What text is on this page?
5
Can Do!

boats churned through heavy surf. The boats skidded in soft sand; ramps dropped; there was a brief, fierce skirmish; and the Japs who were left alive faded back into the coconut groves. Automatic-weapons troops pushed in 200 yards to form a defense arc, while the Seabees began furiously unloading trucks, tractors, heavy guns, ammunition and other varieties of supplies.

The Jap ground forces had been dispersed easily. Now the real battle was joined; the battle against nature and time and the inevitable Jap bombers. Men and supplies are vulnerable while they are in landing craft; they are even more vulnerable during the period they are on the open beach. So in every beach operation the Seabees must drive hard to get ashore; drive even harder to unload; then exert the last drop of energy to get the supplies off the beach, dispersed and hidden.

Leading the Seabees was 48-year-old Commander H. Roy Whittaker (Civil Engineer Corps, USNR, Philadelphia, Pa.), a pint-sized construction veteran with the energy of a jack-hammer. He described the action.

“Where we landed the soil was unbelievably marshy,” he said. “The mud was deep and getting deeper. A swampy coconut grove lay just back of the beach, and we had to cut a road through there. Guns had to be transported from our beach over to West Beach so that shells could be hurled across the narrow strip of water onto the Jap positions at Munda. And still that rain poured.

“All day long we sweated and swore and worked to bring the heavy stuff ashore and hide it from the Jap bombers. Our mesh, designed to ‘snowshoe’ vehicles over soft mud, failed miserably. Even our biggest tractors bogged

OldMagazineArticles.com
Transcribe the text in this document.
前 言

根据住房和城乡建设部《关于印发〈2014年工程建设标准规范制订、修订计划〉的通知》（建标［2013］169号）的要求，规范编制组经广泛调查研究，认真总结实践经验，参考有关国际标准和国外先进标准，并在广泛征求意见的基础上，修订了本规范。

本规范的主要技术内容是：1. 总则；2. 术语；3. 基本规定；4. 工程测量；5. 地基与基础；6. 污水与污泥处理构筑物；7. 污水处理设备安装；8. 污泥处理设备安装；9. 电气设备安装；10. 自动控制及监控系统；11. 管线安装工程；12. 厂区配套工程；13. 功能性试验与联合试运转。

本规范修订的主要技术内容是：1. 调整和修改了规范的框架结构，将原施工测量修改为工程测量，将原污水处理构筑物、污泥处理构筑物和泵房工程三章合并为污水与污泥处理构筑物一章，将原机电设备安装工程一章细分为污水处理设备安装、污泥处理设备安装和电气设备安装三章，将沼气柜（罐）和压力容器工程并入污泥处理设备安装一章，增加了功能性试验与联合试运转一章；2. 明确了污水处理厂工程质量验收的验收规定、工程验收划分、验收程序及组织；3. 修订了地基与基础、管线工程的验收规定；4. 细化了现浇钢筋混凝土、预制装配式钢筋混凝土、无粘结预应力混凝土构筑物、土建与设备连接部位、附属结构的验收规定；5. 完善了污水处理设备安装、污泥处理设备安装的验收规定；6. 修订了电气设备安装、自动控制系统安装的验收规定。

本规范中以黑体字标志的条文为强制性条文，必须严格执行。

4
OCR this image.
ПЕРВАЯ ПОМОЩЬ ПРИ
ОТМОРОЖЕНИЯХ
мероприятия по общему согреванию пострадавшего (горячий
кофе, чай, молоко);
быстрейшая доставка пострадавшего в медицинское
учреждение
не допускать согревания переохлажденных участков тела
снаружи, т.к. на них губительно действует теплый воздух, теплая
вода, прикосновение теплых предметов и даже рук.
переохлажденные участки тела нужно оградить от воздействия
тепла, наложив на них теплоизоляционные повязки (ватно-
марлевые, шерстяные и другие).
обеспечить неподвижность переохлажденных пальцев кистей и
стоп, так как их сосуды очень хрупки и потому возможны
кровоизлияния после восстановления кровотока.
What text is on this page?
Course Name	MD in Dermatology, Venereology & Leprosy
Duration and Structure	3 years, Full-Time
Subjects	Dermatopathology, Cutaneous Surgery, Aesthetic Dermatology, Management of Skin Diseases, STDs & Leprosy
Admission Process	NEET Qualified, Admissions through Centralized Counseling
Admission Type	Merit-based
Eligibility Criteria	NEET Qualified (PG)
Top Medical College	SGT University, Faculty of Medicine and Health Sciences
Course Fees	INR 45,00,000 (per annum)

::::

> [GIVEN INSTRUCTION]:
Show the lines of the material that contain the word "переохлажденных".

> [EXPECTED ANSWER]:
не допускать согревания переохлажденных участков тела
обеспечить неподвижность переохлажденных пальцев кистей и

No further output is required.